Article:
It’s true: Spend more than a few minutes with Lewinsky and you quickly realize she is far smarter, and funnier — often at her own expense — than she often got credit for. She is still careful, and at times circumspect, but she is a bit looser, a bit more self-assured, than she was even a few years ago.

These days, she uses her name (well, mostly) in public. She is comfortable cutting off an interview — or walking off a stage — if it goes to a place she isn’t comfortable. She is financially independent for the first time — making a living from producing, speaking and consulting fees.

And she can laugh about things she couldn’t always. Like, say, the Clintons.

When I was writing about her in 2015, Lewinsky abruptly pulled out after an artist who’d painted Bill Clinton’s portrait said in an interview that a “shadow” in his painting, owned by the National Portrait Gallery, was meant to represent the affair. She was really sorry, she said, but she just felt too exposed to go forward with the article. She eventually changed her mind.

Given information:
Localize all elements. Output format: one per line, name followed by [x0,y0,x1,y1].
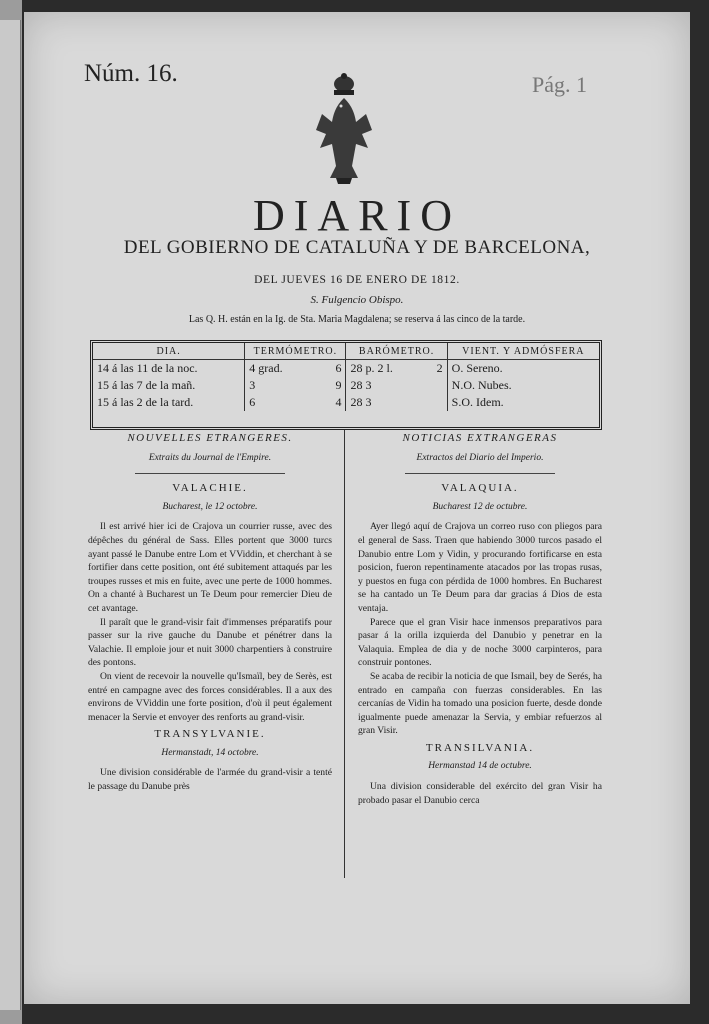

What the task requires: Can you write out the stretch of the Lewinsky profile from "And she can" through "changed her mind."? Work only from the Lewinsky profile.

Completed task:
And she can laugh about things she couldn’t always. Like, say, the Clintons.

When I was writing about her in 2015, Lewinsky abruptly pulled out after an artist who’d painted Bill Clinton’s portrait said in an interview that a “shadow” in his painting, owned by the National Portrait Gallery, was meant to represent the affair. She was really sorry, she said, but she just felt too exposed to go forward with the article. She eventually changed her mind.